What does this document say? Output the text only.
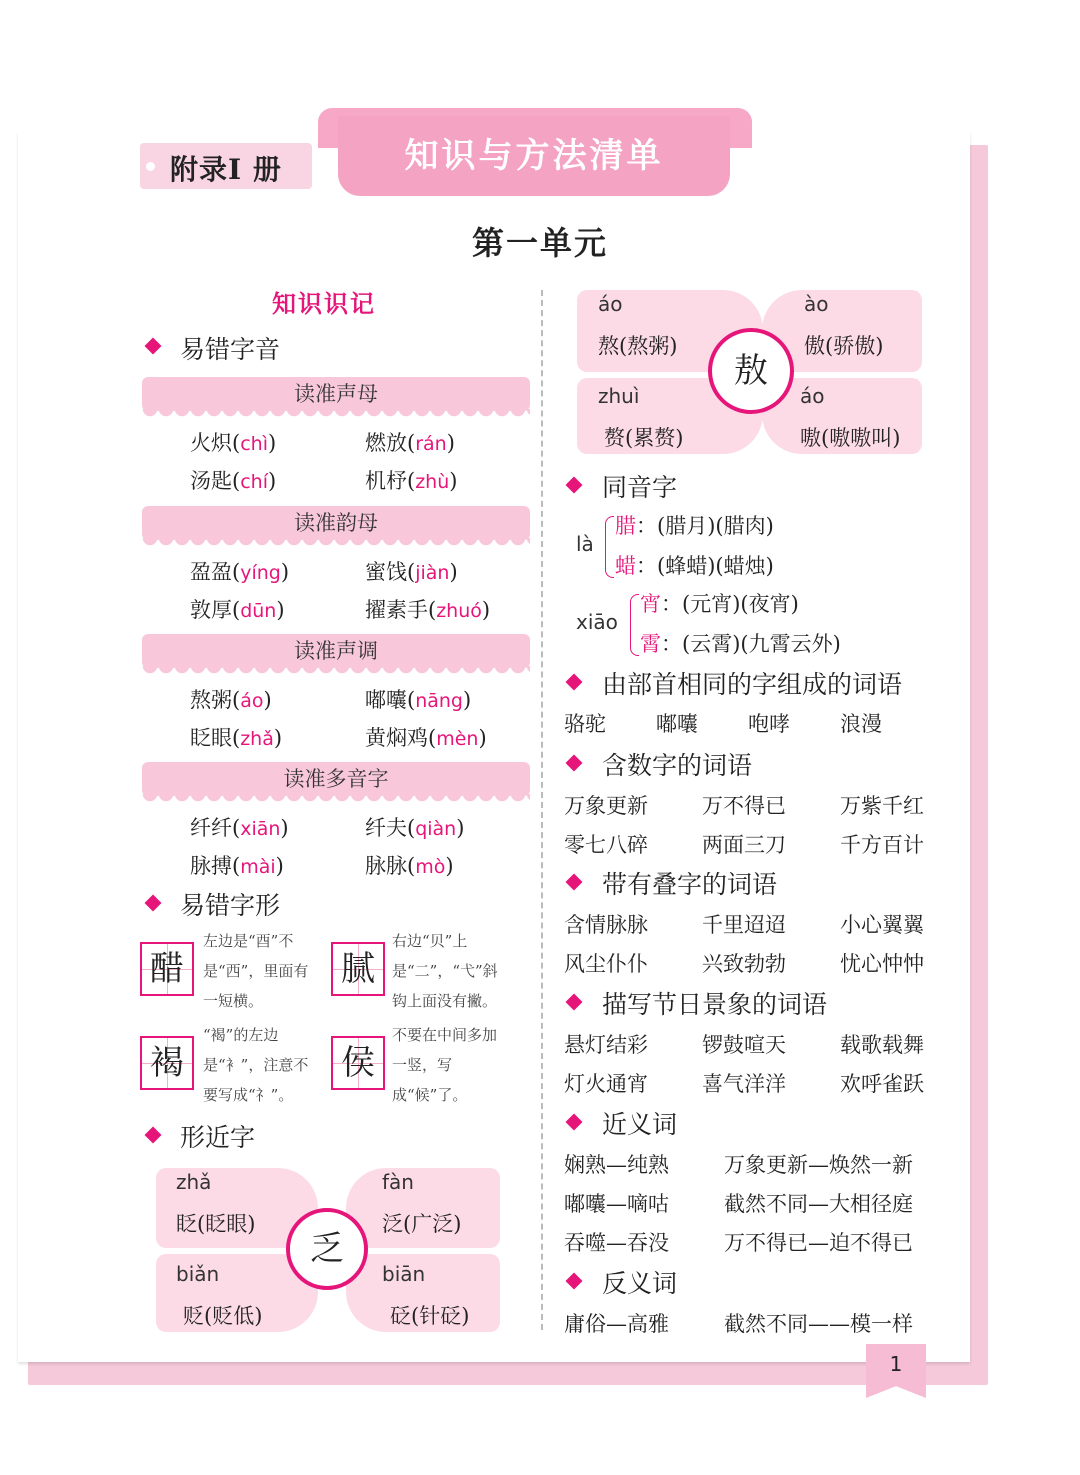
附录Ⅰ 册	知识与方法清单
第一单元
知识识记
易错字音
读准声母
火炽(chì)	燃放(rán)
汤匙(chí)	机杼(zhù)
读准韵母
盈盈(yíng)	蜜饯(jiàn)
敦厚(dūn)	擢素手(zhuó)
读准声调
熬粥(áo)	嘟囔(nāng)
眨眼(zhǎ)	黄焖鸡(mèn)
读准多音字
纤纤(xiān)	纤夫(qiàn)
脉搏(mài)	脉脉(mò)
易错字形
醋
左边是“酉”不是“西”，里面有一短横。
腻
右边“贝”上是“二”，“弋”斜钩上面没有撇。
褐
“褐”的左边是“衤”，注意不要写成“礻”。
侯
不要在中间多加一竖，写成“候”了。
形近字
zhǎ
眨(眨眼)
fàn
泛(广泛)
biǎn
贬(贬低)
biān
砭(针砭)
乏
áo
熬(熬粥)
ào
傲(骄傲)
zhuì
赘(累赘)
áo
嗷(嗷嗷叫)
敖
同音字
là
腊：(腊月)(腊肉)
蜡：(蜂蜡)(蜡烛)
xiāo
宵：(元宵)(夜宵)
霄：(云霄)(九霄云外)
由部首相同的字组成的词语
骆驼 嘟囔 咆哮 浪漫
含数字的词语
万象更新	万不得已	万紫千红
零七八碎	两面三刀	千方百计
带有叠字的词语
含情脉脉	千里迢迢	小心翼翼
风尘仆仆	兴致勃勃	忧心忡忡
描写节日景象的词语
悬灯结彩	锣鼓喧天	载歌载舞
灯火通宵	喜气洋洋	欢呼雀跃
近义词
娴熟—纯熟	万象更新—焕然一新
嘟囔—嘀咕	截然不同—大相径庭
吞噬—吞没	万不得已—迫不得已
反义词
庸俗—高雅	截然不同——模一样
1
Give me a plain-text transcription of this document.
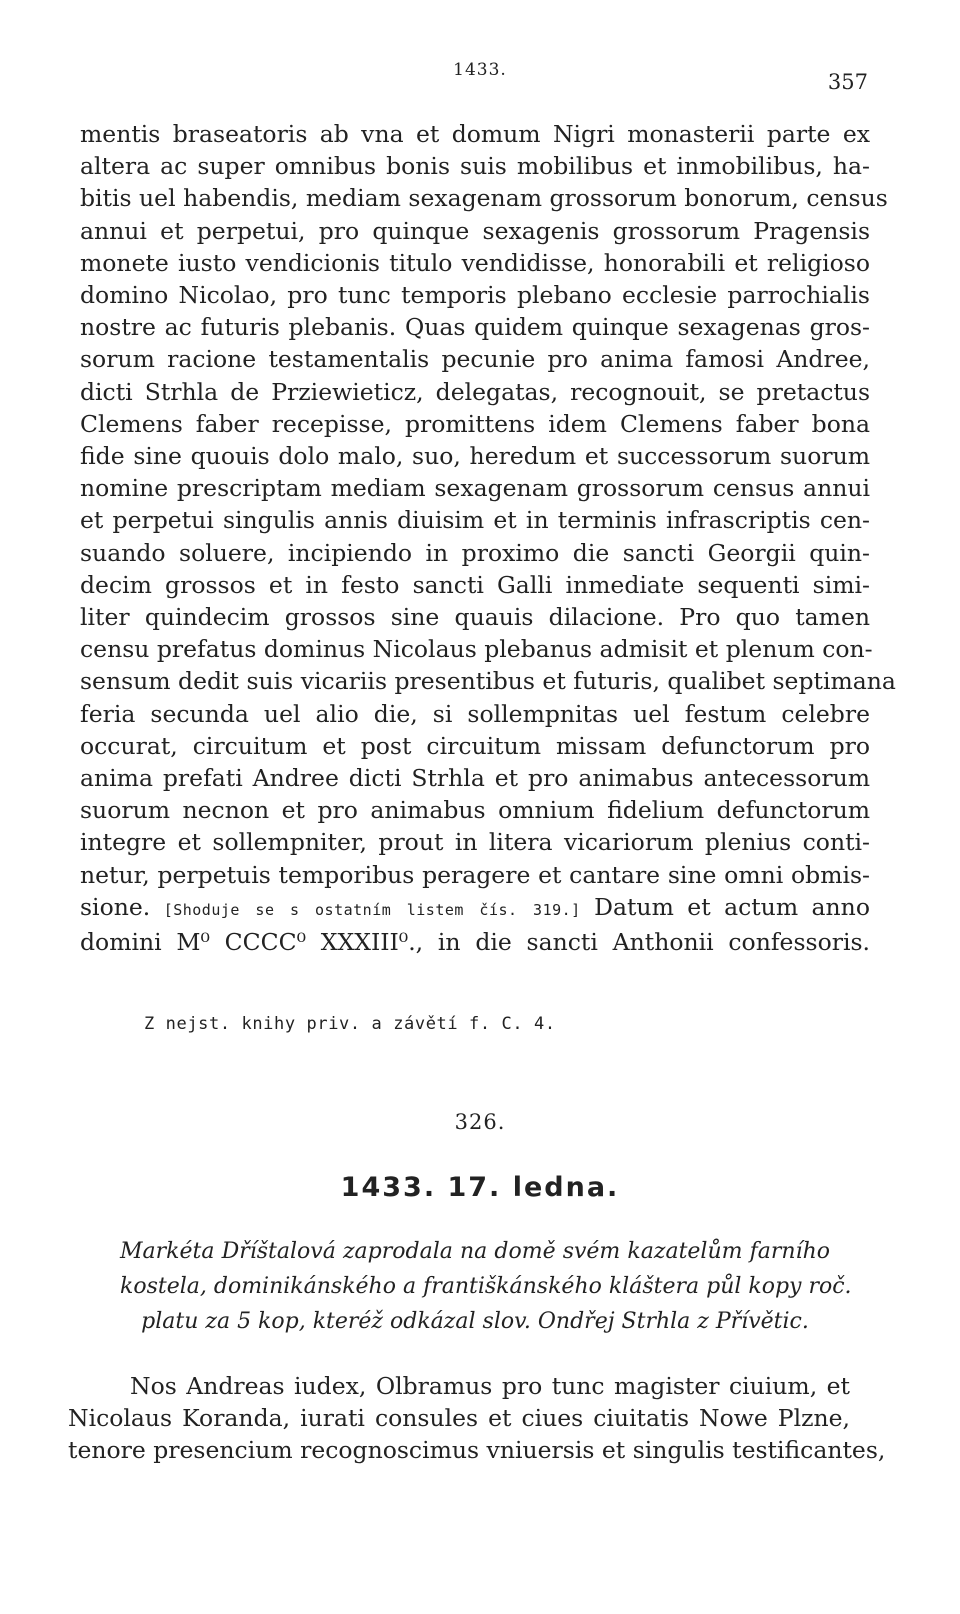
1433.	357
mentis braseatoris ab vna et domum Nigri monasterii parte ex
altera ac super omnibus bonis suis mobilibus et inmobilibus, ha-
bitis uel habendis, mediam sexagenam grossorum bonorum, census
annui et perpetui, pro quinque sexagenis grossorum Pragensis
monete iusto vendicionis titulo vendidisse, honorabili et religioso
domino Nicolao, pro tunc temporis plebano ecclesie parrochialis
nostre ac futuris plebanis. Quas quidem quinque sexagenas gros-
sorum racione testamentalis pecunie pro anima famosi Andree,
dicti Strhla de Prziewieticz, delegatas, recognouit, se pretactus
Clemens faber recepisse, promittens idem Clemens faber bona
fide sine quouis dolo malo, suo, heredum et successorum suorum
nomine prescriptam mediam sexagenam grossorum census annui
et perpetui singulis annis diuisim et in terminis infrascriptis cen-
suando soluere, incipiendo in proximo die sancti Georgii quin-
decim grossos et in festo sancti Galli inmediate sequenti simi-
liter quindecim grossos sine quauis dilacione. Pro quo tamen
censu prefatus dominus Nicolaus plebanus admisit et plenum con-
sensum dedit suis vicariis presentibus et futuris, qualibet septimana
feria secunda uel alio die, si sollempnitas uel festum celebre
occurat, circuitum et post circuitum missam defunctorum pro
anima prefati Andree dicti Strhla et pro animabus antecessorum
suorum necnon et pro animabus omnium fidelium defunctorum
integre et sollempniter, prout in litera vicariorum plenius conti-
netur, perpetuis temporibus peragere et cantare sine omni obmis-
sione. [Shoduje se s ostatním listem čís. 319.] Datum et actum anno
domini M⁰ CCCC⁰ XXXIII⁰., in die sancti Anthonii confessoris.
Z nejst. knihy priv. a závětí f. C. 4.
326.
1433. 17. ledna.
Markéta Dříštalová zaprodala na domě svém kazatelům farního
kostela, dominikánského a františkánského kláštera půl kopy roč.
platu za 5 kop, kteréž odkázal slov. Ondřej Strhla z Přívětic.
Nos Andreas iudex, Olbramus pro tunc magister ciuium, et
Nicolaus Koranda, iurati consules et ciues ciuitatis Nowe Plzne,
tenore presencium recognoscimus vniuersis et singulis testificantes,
────────────────────────────────────────
> Objective
Copy every line of the listing that contains the word "sexagenam".

> Answer to this problem
bitis uel habendis, mediam sexagenam grossorum bonorum, census
nomine prescriptam mediam sexagenam grossorum census annui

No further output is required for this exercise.